▸ INSTRUCTIONS TO FOLLOW: Take the data that follows and retype it word for word.

=== GIVEN DATA ===

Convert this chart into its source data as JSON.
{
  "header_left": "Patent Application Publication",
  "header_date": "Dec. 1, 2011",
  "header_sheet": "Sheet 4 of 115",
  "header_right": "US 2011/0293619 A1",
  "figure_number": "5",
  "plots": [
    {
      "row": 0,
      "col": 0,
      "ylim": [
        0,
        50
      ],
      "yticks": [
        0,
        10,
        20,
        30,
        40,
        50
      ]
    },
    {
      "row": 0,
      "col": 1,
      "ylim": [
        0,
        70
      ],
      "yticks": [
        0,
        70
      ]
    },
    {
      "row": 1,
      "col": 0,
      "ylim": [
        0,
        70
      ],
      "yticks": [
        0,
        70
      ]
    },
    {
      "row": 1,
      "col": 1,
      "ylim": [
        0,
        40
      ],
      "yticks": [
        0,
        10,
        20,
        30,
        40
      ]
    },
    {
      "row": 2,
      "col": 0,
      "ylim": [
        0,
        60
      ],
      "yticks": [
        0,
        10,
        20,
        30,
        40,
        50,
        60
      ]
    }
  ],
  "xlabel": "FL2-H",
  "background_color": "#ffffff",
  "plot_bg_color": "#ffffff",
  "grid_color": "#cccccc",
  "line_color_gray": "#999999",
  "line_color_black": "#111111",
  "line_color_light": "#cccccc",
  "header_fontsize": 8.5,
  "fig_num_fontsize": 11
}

===

▸ EXERCISE RESULT:
Convert this chart into its source data as JSON.
{
  "header_left": "Patent Application Publication",
  "header_date": "Dec. 1, 2011",
  "header_sheet": "Sheet 4 of 115",
  "header_right": "US 2011/0293619 A1",
  "figure_number": "5",
  "plots": [
    {
      "row": 0,
      "col": 0,
      "ylim": [
        0,
        50
      ],
      "yticks": [
        0,
        10,
        20,
        30,
        40,
        50
      ]
    },
    {
      "row": 0,
      "col": 1,
      "ylim": [
        0,
        70
      ],
      "yticks": [
        0,
        70
      ]
    },
    {
      "row": 1,
      "col": 0,
      "ylim": [
        0,
        70
      ],
      "yticks": [
        0,
        70
      ]
    },
    {
      "row": 1,
      "col": 1,
      "ylim": [
        0,
        40
      ],
      "yticks": [
        0,
        10,
        20,
        30,
        40
      ]
    },
    {
      "row": 2,
      "col": 0,
      "ylim": [
        0,
        60
      ],
      "yticks": [
        0,
        10,
        20,
        30,
        40,
        50,
        60
      ]
    }
  ],
  "xlabel": "FL2-H",
  "background_color": "#ffffff",
  "plot_bg_color": "#ffffff",
  "grid_color": "#cccccc",
  "line_color_gray": "#999999",
  "line_color_black": "#111111",
  "line_color_light": "#cccccc",
  "header_fontsize": 8.5,
  "fig_num_fontsize": 11
}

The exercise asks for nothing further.